WORK TO DO: Exactly repeat the full listing that follows.

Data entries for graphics

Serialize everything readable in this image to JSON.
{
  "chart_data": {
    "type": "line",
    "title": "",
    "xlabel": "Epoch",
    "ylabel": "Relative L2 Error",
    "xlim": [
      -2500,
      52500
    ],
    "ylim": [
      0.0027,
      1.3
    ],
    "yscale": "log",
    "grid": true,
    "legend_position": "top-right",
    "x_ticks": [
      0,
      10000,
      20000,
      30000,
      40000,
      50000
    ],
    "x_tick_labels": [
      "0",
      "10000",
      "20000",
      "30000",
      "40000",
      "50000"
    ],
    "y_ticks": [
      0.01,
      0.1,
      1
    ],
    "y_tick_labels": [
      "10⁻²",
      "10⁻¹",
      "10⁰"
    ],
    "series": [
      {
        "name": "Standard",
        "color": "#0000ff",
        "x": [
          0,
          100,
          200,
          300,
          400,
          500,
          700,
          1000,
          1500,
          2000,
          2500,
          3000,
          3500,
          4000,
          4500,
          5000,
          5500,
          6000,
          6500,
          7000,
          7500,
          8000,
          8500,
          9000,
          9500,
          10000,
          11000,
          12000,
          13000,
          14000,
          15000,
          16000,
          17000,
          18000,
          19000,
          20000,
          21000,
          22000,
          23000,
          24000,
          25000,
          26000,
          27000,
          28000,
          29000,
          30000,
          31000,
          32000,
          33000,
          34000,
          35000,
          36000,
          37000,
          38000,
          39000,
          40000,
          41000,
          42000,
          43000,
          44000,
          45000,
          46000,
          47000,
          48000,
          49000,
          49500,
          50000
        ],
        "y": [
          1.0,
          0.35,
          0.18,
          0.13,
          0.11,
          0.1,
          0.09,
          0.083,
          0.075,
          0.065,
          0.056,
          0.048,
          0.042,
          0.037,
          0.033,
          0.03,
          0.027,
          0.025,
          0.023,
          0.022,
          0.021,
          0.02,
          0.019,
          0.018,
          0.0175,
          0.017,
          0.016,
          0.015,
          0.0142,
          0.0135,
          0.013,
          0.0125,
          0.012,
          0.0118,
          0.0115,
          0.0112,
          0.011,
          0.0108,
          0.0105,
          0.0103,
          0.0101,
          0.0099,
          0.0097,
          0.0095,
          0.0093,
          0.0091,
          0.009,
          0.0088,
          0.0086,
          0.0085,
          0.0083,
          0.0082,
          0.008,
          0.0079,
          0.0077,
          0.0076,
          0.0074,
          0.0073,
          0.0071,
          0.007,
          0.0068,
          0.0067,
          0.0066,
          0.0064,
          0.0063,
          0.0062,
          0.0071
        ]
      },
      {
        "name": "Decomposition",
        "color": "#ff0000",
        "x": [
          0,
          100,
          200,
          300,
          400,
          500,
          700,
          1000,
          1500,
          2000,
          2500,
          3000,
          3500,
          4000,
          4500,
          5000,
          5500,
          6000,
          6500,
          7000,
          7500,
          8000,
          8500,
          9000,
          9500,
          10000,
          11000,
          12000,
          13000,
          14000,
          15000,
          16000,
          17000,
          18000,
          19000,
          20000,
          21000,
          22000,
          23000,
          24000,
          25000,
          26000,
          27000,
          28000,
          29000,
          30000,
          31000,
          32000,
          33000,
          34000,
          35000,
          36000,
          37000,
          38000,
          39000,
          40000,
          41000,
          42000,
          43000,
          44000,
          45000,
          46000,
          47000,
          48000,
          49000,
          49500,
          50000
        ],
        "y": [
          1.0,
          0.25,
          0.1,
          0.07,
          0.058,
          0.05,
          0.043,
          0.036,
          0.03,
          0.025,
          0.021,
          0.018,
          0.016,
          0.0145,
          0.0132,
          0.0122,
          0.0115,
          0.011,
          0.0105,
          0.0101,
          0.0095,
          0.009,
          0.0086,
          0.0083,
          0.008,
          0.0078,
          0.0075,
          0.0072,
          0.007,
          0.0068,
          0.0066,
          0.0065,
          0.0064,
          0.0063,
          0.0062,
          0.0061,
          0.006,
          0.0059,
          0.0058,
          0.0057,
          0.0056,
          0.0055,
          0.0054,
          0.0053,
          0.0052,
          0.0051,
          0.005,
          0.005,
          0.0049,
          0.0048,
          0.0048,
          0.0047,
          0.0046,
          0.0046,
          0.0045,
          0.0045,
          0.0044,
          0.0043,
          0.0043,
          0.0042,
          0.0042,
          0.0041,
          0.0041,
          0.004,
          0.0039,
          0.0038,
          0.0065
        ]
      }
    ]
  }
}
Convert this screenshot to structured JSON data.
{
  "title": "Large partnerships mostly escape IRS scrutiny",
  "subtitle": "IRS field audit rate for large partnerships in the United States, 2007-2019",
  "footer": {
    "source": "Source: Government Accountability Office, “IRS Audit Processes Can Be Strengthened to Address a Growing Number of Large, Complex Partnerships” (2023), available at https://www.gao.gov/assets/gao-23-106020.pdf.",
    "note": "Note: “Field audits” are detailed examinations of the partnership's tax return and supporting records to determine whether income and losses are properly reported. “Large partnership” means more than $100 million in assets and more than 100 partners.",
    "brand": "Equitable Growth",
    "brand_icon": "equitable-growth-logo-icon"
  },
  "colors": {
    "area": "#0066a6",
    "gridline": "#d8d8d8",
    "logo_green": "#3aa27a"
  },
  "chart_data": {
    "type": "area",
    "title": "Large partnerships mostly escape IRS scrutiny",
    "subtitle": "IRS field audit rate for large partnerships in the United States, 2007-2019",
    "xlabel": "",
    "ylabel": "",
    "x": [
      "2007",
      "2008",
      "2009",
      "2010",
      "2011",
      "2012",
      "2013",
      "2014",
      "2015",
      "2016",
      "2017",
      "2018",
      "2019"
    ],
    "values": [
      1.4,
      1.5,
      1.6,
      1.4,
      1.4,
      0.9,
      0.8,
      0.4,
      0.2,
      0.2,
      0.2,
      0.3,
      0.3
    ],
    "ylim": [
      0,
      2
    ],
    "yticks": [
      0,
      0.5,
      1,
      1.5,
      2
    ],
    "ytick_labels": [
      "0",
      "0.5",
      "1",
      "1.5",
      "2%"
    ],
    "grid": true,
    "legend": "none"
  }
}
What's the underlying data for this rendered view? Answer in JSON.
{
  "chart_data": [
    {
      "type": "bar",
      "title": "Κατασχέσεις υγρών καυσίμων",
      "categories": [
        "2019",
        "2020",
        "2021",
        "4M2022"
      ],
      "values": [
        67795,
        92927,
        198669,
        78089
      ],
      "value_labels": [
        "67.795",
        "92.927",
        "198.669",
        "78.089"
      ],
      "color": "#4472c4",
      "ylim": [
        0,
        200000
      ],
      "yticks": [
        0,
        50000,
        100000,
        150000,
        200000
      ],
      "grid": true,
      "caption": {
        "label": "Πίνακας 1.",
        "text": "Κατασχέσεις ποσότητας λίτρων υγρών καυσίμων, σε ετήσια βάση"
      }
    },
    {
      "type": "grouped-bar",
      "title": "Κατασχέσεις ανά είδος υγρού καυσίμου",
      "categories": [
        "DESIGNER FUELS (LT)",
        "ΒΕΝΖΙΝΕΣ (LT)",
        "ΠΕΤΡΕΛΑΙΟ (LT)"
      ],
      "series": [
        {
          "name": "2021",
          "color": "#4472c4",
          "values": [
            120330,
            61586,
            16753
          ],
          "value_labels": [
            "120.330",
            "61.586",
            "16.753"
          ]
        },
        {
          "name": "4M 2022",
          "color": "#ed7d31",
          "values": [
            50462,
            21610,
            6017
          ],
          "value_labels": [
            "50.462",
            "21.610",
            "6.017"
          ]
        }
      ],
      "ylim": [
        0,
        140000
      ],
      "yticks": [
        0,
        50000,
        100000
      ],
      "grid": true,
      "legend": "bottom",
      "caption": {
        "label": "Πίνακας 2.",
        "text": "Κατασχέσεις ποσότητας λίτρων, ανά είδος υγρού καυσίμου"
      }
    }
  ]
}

RESULT:
Serialize everything readable in this image to JSON.
{
  "chart_data": {
    "type": "line",
    "title": "",
    "xlabel": "Epoch",
    "ylabel": "Relative L2 Error",
    "xlim": [
      -2500,
      52500
    ],
    "ylim": [
      0.0027,
      1.3
    ],
    "yscale": "log",
    "grid": true,
    "legend_position": "top-right",
    "x_ticks": [
      0,
      10000,
      20000,
      30000,
      40000,
      50000
    ],
    "x_tick_labels": [
      "0",
      "10000",
      "20000",
      "30000",
      "40000",
      "50000"
    ],
    "y_ticks": [
      0.01,
      0.1,
      1
    ],
    "y_tick_labels": [
      "10⁻²",
      "10⁻¹",
      "10⁰"
    ],
    "series": [
      {
        "name": "Standard",
        "color": "#0000ff",
        "x": [
          0,
          100,
          200,
          300,
          400,
          500,
          700,
          1000,
          1500,
          2000,
          2500,
          3000,
          3500,
          4000,
          4500,
          5000,
          5500,
          6000,
          6500,
          7000,
          7500,
          8000,
          8500,
          9000,
          9500,
          10000,
          11000,
          12000,
          13000,
          14000,
          15000,
          16000,
          17000,
          18000,
          19000,
          20000,
          21000,
          22000,
          23000,
          24000,
          25000,
          26000,
          27000,
          28000,
          29000,
          30000,
          31000,
          32000,
          33000,
          34000,
          35000,
          36000,
          37000,
          38000,
          39000,
          40000,
          41000,
          42000,
          43000,
          44000,
          45000,
          46000,
          47000,
          48000,
          49000,
          49500,
          50000
        ],
        "y": [
          1.0,
          0.35,
          0.18,
          0.13,
          0.11,
          0.1,
          0.09,
          0.083,
          0.075,
          0.065,
          0.056,
          0.048,
          0.042,
          0.037,
          0.033,
          0.03,
          0.027,
          0.025,
          0.023,
          0.022,
          0.021,
          0.02,
          0.019,
          0.018,
          0.0175,
          0.017,
          0.016,
          0.015,
          0.0142,
          0.0135,
          0.013,
          0.0125,
          0.012,
          0.0118,
          0.0115,
          0.0112,
          0.011,
          0.0108,
          0.0105,
          0.0103,
          0.0101,
          0.0099,
          0.0097,
          0.0095,
          0.0093,
          0.0091,
          0.009,
          0.0088,
          0.0086,
          0.0085,
          0.0083,
          0.0082,
          0.008,
          0.0079,
          0.0077,
          0.0076,
          0.0074,
          0.0073,
          0.0071,
          0.007,
          0.0068,
          0.0067,
          0.0066,
          0.0064,
          0.0063,
          0.0062,
          0.0071
        ]
      },
      {
        "name": "Decomposition",
        "color": "#ff0000",
        "x": [
          0,
          100,
          200,
          300,
          400,
          500,
          700,
          1000,
          1500,
          2000,
          2500,
          3000,
          3500,
          4000,
          4500,
          5000,
          5500,
          6000,
          6500,
          7000,
          7500,
          8000,
          8500,
          9000,
          9500,
          10000,
          11000,
          12000,
          13000,
          14000,
          15000,
          16000,
          17000,
          18000,
          19000,
          20000,
          21000,
          22000,
          23000,
          24000,
          25000,
          26000,
          27000,
          28000,
          29000,
          30000,
          31000,
          32000,
          33000,
          34000,
          35000,
          36000,
          37000,
          38000,
          39000,
          40000,
          41000,
          42000,
          43000,
          44000,
          45000,
          46000,
          47000,
          48000,
          49000,
          49500,
          50000
        ],
        "y": [
          1.0,
          0.25,
          0.1,
          0.07,
          0.058,
          0.05,
          0.043,
          0.036,
          0.03,
          0.025,
          0.021,
          0.018,
          0.016,
          0.0145,
          0.0132,
          0.0122,
          0.0115,
          0.011,
          0.0105,
          0.0101,
          0.0095,
          0.009,
          0.0086,
          0.0083,
          0.008,
          0.0078,
          0.0075,
          0.0072,
          0.007,
          0.0068,
          0.0066,
          0.0065,
          0.0064,
          0.0063,
          0.0062,
          0.0061,
          0.006,
          0.0059,
          0.0058,
          0.0057,
          0.0056,
          0.0055,
          0.0054,
          0.0053,
          0.0052,
          0.0051,
          0.005,
          0.005,
          0.0049,
          0.0048,
          0.0048,
          0.0047,
          0.0046,
          0.0046,
          0.0045,
          0.0045,
          0.0044,
          0.0043,
          0.0043,
          0.0042,
          0.0042,
          0.0041,
          0.0041,
          0.004,
          0.0039,
          0.0038,
          0.0065
        ]
      }
    ]
  }
}
Convert this screenshot to structured JSON data.
{
  "title": "Large partnerships mostly escape IRS scrutiny",
  "subtitle": "IRS field audit rate for large partnerships in the United States, 2007-2019",
  "footer": {
    "source": "Source: Government Accountability Office, “IRS Audit Processes Can Be Strengthened to Address a Growing Number of Large, Complex Partnerships” (2023), available at https://www.gao.gov/assets/gao-23-106020.pdf.",
    "note": "Note: “Field audits” are detailed examinations of the partnership's tax return and supporting records to determine whether income and losses are properly reported. “Large partnership” means more than $100 million in assets and more than 100 partners.",
    "brand": "Equitable Growth",
    "brand_icon": "equitable-growth-logo-icon"
  },
  "colors": {
    "area": "#0066a6",
    "gridline": "#d8d8d8",
    "logo_green": "#3aa27a"
  },
  "chart_data": {
    "type": "area",
    "title": "Large partnerships mostly escape IRS scrutiny",
    "subtitle": "IRS field audit rate for large partnerships in the United States, 2007-2019",
    "xlabel": "",
    "ylabel": "",
    "x": [
      "2007",
      "2008",
      "2009",
      "2010",
      "2011",
      "2012",
      "2013",
      "2014",
      "2015",
      "2016",
      "2017",
      "2018",
      "2019"
    ],
    "values": [
      1.4,
      1.5,
      1.6,
      1.4,
      1.4,
      0.9,
      0.8,
      0.4,
      0.2,
      0.2,
      0.2,
      0.3,
      0.3
    ],
    "ylim": [
      0,
      2
    ],
    "yticks": [
      0,
      0.5,
      1,
      1.5,
      2
    ],
    "ytick_labels": [
      "0",
      "0.5",
      "1",
      "1.5",
      "2%"
    ],
    "grid": true,
    "legend": "none"
  }
}
What's the underlying data for this rendered view? Answer in JSON.
{
  "chart_data": [
    {
      "type": "bar",
      "title": "Κατασχέσεις υγρών καυσίμων",
      "categories": [
        "2019",
        "2020",
        "2021",
        "4M2022"
      ],
      "values": [
        67795,
        92927,
        198669,
        78089
      ],
      "value_labels": [
        "67.795",
        "92.927",
        "198.669",
        "78.089"
      ],
      "color": "#4472c4",
      "ylim": [
        0,
        200000
      ],
      "yticks": [
        0,
        50000,
        100000,
        150000,
        200000
      ],
      "grid": true,
      "caption": {
        "label": "Πίνακας 1.",
        "text": "Κατασχέσεις ποσότητας λίτρων υγρών καυσίμων, σε ετήσια βάση"
      }
    },
    {
      "type": "grouped-bar",
      "title": "Κατασχέσεις ανά είδος υγρού καυσίμου",
      "categories": [
        "DESIGNER FUELS (LT)",
        "ΒΕΝΖΙΝΕΣ (LT)",
        "ΠΕΤΡΕΛΑΙΟ (LT)"
      ],
      "series": [
        {
          "name": "2021",
          "color": "#4472c4",
          "values": [
            120330,
            61586,
            16753
          ],
          "value_labels": [
            "120.330",
            "61.586",
            "16.753"
          ]
        },
        {
          "name": "4M 2022",
          "color": "#ed7d31",
          "values": [
            50462,
            21610,
            6017
          ],
          "value_labels": [
            "50.462",
            "21.610",
            "6.017"
          ]
        }
      ],
      "ylim": [
        0,
        140000
      ],
      "yticks": [
        0,
        50000,
        100000
      ],
      "grid": true,
      "legend": "bottom",
      "caption": {
        "label": "Πίνακας 2.",
        "text": "Κατασχέσεις ποσότητας λίτρων, ανά είδος υγρού καυσίμου"
      }
    }
  ]
}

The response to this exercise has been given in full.